Written exercise ::
Omit any picture, and return the remaining data exactly as written.

─── Recorded information

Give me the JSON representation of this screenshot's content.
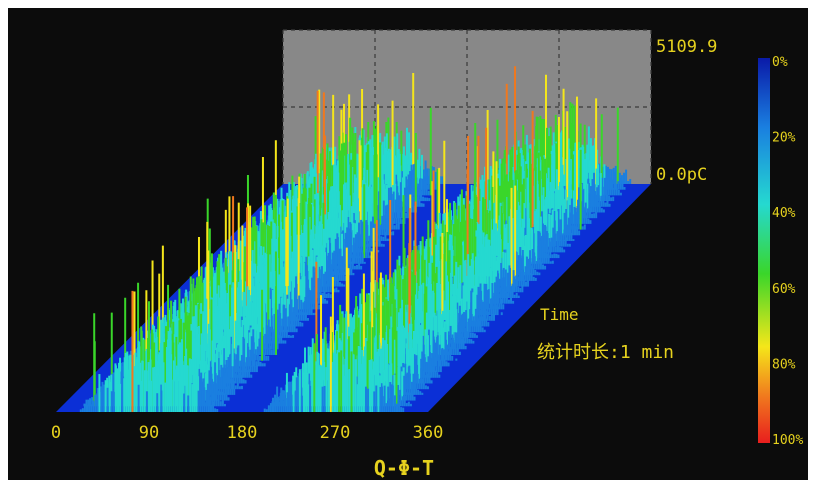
{
  "chart_data": {
    "type": "3d-surface-prpd",
    "title": "Q-Φ-T",
    "x_axis": {
      "label": "",
      "ticks": [
        "0",
        "90",
        "180",
        "270",
        "360"
      ],
      "range": [
        0,
        360
      ]
    },
    "y_axis": {
      "max_label": "5109.9",
      "min_label": "0.0pC",
      "range": [
        0,
        5109.9
      ]
    },
    "time_axis": {
      "label": "Time",
      "duration_label": "统计时长:1 min"
    },
    "colorbar": {
      "ticks": [
        "0%",
        "20%",
        "40%",
        "60%",
        "80%",
        "100%"
      ],
      "colors": [
        "#0a1aa8",
        "#1a7fe0",
        "#25d9d0",
        "#3ad62a",
        "#f5e61a",
        "#f0781e",
        "#e81e1e"
      ]
    },
    "background": "#0c0c0c",
    "back_panel_color": "#888888",
    "label_color": "#e6d21e",
    "grid": true,
    "clusters": [
      {
        "phase_center": 90,
        "phase_halfwidth": 70,
        "peak_fraction_range": [
          0.2,
          0.55
        ]
      },
      {
        "phase_center": 270,
        "phase_halfwidth": 70,
        "peak_fraction_range": [
          0.2,
          0.6
        ]
      }
    ]
  }
}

──────

Full solution ::
Give me the JSON representation of this screenshot's content.
{
  "chart_data": {
    "type": "3d-surface-prpd",
    "title": "Q-Φ-T",
    "x_axis": {
      "label": "",
      "ticks": [
        "0",
        "90",
        "180",
        "270",
        "360"
      ],
      "range": [
        0,
        360
      ]
    },
    "y_axis": {
      "max_label": "5109.9",
      "min_label": "0.0pC",
      "range": [
        0,
        5109.9
      ]
    },
    "time_axis": {
      "label": "Time",
      "duration_label": "统计时长:1 min"
    },
    "colorbar": {
      "ticks": [
        "0%",
        "20%",
        "40%",
        "60%",
        "80%",
        "100%"
      ],
      "colors": [
        "#0a1aa8",
        "#1a7fe0",
        "#25d9d0",
        "#3ad62a",
        "#f5e61a",
        "#f0781e",
        "#e81e1e"
      ]
    },
    "background": "#0c0c0c",
    "back_panel_color": "#888888",
    "label_color": "#e6d21e",
    "grid": true,
    "clusters": [
      {
        "phase_center": 90,
        "phase_halfwidth": 70,
        "peak_fraction_range": [
          0.2,
          0.55
        ]
      },
      {
        "phase_center": 270,
        "phase_halfwidth": 70,
        "peak_fraction_range": [
          0.2,
          0.6
        ]
      }
    ]
  }
}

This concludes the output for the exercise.